+++ LISTED ENTRIES

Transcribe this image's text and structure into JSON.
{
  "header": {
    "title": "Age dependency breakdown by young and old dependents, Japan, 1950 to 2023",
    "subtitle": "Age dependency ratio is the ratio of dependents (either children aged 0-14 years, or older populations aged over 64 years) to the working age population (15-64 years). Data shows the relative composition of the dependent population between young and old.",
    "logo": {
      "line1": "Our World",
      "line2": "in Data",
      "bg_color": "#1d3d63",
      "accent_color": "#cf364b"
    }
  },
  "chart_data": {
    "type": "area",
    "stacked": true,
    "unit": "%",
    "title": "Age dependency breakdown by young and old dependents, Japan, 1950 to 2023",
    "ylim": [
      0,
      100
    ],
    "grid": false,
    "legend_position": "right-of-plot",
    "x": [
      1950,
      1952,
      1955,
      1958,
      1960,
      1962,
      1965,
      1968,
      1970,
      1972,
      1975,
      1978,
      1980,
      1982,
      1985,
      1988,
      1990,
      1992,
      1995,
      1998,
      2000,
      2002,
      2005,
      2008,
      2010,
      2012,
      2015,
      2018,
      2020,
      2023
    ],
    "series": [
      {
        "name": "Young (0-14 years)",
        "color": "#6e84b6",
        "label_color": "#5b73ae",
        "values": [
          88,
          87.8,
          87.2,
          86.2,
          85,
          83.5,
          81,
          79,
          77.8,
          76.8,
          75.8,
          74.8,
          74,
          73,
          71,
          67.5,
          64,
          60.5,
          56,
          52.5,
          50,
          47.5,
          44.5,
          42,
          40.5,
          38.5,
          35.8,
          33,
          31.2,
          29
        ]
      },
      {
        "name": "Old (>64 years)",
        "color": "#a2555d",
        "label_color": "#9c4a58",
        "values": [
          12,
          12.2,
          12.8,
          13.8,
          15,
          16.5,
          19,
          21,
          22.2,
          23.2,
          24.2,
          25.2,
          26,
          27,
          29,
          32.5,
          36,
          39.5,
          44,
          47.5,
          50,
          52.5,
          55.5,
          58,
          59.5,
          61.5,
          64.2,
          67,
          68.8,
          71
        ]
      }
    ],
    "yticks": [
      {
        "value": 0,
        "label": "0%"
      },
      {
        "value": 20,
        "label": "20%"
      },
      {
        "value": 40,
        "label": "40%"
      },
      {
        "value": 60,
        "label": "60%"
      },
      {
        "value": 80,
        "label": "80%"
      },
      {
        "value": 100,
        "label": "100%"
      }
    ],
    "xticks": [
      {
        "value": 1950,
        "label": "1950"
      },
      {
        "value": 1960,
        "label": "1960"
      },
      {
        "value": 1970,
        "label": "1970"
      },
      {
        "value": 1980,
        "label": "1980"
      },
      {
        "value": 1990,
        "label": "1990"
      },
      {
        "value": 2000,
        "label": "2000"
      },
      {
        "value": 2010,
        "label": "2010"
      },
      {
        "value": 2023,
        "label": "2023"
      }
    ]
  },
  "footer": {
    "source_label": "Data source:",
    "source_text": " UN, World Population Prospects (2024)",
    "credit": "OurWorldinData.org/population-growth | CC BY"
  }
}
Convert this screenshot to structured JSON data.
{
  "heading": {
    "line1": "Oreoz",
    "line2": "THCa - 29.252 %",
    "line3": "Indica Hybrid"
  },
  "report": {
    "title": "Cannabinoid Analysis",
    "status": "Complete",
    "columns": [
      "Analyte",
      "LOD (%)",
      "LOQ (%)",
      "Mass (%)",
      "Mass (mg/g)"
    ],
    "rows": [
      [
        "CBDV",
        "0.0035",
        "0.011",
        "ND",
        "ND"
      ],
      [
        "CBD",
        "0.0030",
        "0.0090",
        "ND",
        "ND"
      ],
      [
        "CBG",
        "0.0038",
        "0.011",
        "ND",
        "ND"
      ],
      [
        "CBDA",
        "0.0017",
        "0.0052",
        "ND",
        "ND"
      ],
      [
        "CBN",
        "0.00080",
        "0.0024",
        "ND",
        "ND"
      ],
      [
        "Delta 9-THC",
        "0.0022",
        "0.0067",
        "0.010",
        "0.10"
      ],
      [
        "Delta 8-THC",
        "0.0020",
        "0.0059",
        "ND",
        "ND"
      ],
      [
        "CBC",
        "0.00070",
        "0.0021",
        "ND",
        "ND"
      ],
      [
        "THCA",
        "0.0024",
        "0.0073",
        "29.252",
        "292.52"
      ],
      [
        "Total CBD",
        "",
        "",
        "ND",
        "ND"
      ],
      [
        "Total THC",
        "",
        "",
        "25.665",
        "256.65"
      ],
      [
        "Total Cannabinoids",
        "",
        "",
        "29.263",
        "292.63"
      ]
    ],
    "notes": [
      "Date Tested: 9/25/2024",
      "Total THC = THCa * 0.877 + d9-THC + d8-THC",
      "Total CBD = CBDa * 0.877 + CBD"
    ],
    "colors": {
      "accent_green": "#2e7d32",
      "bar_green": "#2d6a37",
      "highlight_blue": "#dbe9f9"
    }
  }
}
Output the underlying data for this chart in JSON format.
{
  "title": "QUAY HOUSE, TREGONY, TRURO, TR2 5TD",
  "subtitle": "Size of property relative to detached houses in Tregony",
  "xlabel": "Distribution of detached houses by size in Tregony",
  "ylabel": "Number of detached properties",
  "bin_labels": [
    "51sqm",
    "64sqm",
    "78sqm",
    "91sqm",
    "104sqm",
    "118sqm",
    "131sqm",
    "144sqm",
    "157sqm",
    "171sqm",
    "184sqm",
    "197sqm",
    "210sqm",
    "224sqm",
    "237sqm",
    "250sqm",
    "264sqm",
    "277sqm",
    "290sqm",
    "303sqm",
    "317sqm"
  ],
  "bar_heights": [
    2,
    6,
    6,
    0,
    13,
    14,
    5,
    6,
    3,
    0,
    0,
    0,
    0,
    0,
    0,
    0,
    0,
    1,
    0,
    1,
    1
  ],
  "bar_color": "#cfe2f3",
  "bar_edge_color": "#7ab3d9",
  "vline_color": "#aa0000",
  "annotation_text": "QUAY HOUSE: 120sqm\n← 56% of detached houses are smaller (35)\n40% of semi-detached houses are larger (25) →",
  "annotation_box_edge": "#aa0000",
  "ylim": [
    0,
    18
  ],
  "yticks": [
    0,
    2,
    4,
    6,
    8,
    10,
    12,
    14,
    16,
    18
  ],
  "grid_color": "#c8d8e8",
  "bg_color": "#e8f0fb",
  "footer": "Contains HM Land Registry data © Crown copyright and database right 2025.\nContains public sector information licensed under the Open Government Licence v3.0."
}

++++++

* WHAT TO WORK ON *
Copy each line of the listing that contains the string "name".

* ANSWER FOR THIS EXERCISE *
        "name": "Young (0-14 years)",
        "name": "Old (>64 years)",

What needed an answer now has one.